— PROMPT —
Without pictures, repeat exactly the lines from the one containing "What text is on this page?" through the end of the entries.

======== PROVIDED INFORMATION

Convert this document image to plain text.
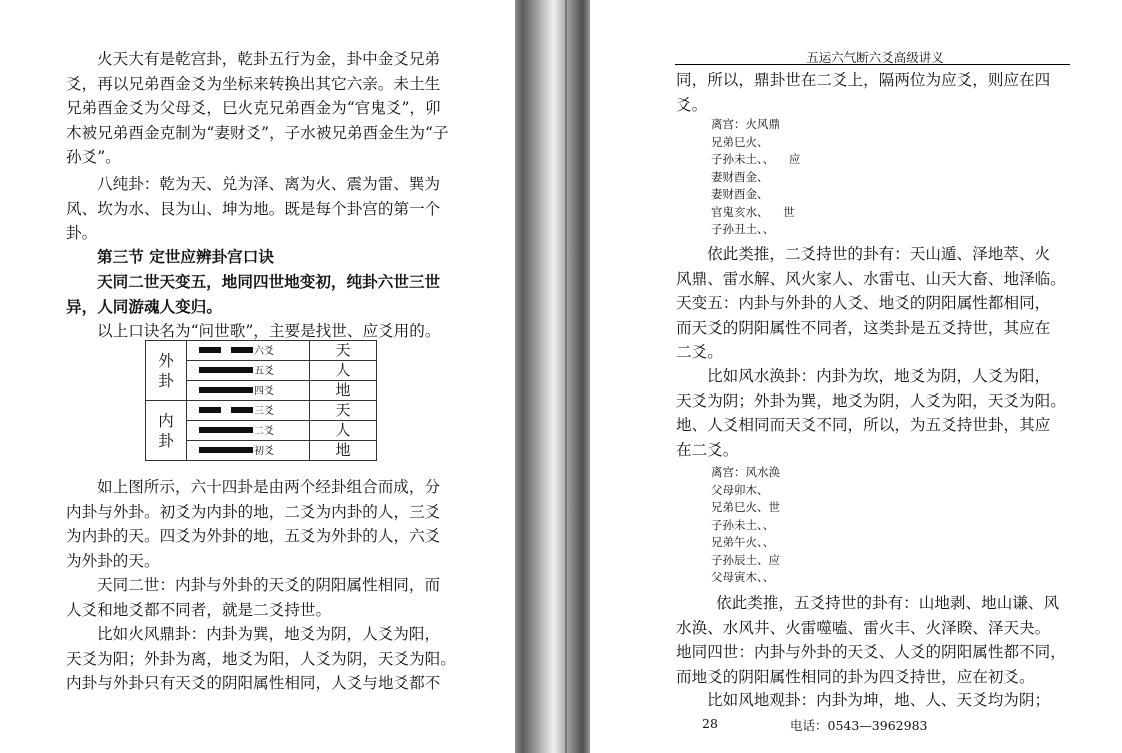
火天大有是乾宫卦，乾卦五行为金，卦中金爻兄弟
爻，再以兄弟酉金爻为坐标来转换出其它六亲。未土生
兄弟酉金爻为父母爻，巳火克兄弟酉金为“官鬼爻”，卯
木被兄弟酉金克制为“妻财爻”，子水被兄弟酉金生为“子
孙爻”。
八纯卦：乾为天、兑为泽、离为火、震为雷、巽为
风、坎为水、艮为山、坤为地。既是每个卦宫的第一个
卦。
第三节 定世应辨卦宫口诀
天同二世天变五，地同四世地变初，纯卦六世三世
异，人同游魂人变归。
以上口诀名为“问世歌”，主要是找世、应爻用的。
外
卦	六爻	天

五爻	人

四爻	地

内
卦	三爻	天

二爻	人

初爻	地
如上图所示，六十四卦是由两个经卦组合而成，分
内卦与外卦。初爻为内卦的地，二爻为内卦的人，三爻
为内卦的天。四爻为外卦的地，五爻为外卦的人，六爻
为外卦的天。
天同二世：内卦与外卦的天爻的阴阳属性相同，而
人爻和地爻都不同者，就是二爻持世。
比如火风鼎卦：内卦为巽，地爻为阴，人爻为阳，
天爻为阳；外卦为离，地爻为阳，人爻为阴，天爻为阳。
内卦与外卦只有天爻的阴阳属性相同，人爻与地爻都不
五运六气断六爻高级讲义
同，所以，鼎卦世在二爻上，隔两位为应爻，则应在四
爻。
离宫：火风鼎
兄弟巳火、
子孙未土、、    应
妻财酉金、
妻财酉金、
官鬼亥水、    世
子孙丑土、、
依此类推，二爻持世的卦有：天山遁、泽地萃、火
风鼎、雷水解、风火家人、水雷屯、山天大畜、地泽临。
天变五：内卦与外卦的人爻、地爻的阴阳属性都相同，
而天爻的阴阳属性不同者，这类卦是五爻持世，其应在
二爻。
比如风水涣卦：内卦为坎，地爻为阴，人爻为阳，
天爻为阴；外卦为巽，地爻为阴，人爻为阳，天爻为阳。
地、人爻相同而天爻不同，所以，为五爻持世卦，其应
在二爻。
离宫：风水涣
父母卯木、
兄弟巳火、世
子孙未土、、
兄弟午火、、
子孙辰土、应
父母寅木、、
依此类推，五爻持世的卦有：山地剥、地山谦、风
水涣、水风井、火雷噬嗑、雷火丰、火泽睽、泽天夬。
地同四世：内卦与外卦的天爻、人爻的阴阳属性都不同，
而地爻的阴阳属性相同的卦为四爻持世，应在初爻。
比如风地观卦：内卦为坤，地、人、天爻均为阴；
28	电话：0543—3962983
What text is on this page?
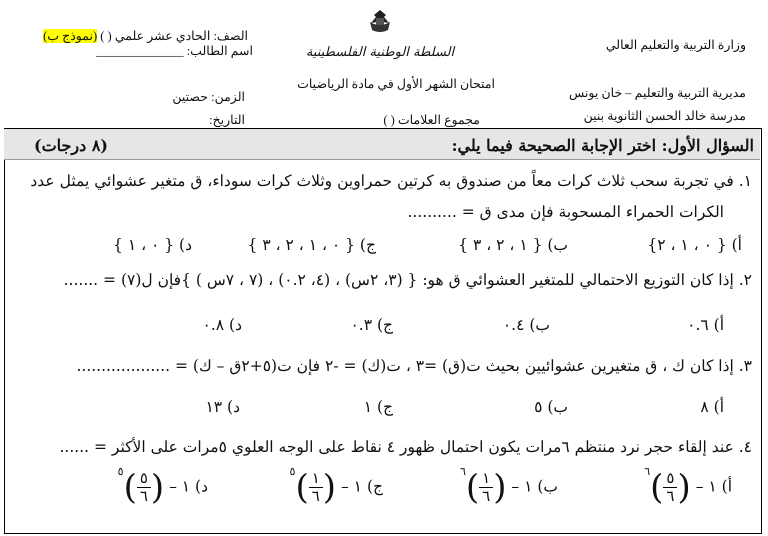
وزارة التربية والتعليم العالي
مديرية التربية والتعليم – خان يونس
مدرسة خالد الحسن الثانوية بنين
الصف: الحادي عشر علمي ( ) (نموذج ب)
اسم الطالب: ______________
الزمن: حصتين
التاريخ:
السلطة الوطنية الفلسطينية
امتحان الشهر الأول في مادة الرياضيات
مجموع العلامات ( )
السؤال الأول: اختر الإجابة الصحيحة فيما يلي:
(٨ درجات)
١. في تجربة سحب ثلاث كرات معاً من صندوق به كرتين حمراوين وثلاث كرات سوداء، ق متغير عشوائي يمثل عدد
الكرات الحمراء المسحوبة فإن مدى ق = ..........
أ) { ٠ ، ١ ، ٢}
ب) { ١ ، ٢ ، ٣ }
ج) { ٠ ، ١ ، ٢ ، ٣ }
د) { ٠ ، ١ }
٢. إذا كان التوزيع الاحتمالي للمتغير العشوائي ق هو: { (٣، ٢س) ، (٤، ٠.٢) ، (٧ ، ٧س ) }فإن ل(٧) = .......
أ) ٠.٦
ب) ٠.٤
ج) ٠.٣
د) ٠.٨
٣. إذا كان ك ، ق متغيرين عشوائيين بحيث ت(ق) =٣ ، ت(ك) = -٢ فإن ت(٥+٢ق – ك) = ...................
أ) ٨
ب) ٥
ج) ١
د) ١٣
٤. عند إلقاء حجر نرد منتظم ٦مرات يكون احتمال ظهور ٤ نقاط على الوجه العلوي ٥مرات على الأكثر = ......
أ) ١ – (
$\frac{٥}{٦}$
)$^٦$
ب) ١ – (
$\frac{١}{٦}$
)$^٦$
ج) ١ – (
$\frac{١}{٦}$
)$^٥$
د) ١ – (
$\frac{٥}{٦}$
)$^٥$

================

— SOLUTION TO THIS EXERCISE —
What text is on this page?
وزارة التربية والتعليم العالي
مديرية التربية والتعليم – خان يونس
مدرسة خالد الحسن الثانوية بنين
الصف: الحادي عشر علمي ( ) (نموذج ب)
اسم الطالب: ______________
الزمن: حصتين
التاريخ:
السلطة الوطنية الفلسطينية
امتحان الشهر الأول في مادة الرياضيات
مجموع العلامات ( )
السؤال الأول: اختر الإجابة الصحيحة فيما يلي:
(٨ درجات)
١. في تجربة سحب ثلاث كرات معاً من صندوق به كرتين حمراوين وثلاث كرات سوداء، ق متغير عشوائي يمثل عدد
الكرات الحمراء المسحوبة فإن مدى ق = ..........
أ) { ٠ ، ١ ، ٢}
ب) { ١ ، ٢ ، ٣ }
ج) { ٠ ، ١ ، ٢ ، ٣ }
د) { ٠ ، ١ }
٢. إذا كان التوزيع الاحتمالي للمتغير العشوائي ق هو: { (٣، ٢س) ، (٤، ٠.٢) ، (٧ ، ٧س ) }فإن ل(٧) = .......
أ) ٠.٦
ب) ٠.٤
ج) ٠.٣
د) ٠.٨
٣. إذا كان ك ، ق متغيرين عشوائيين بحيث ت(ق) =٣ ، ت(ك) = -٢ فإن ت(٥+٢ق – ك) = ...................
أ) ٨
ب) ٥
ج) ١
د) ١٣
٤. عند إلقاء حجر نرد منتظم ٦مرات يكون احتمال ظهور ٤ نقاط على الوجه العلوي ٥مرات على الأكثر = ......
أ) ١ – (
$\frac{٥}{٦}$
)$^٦$
ب) ١ – (
$\frac{١}{٦}$
)$^٦$
ج) ١ – (
$\frac{١}{٦}$
)$^٥$
د) ١ – (
$\frac{٥}{٦}$
)$^٥$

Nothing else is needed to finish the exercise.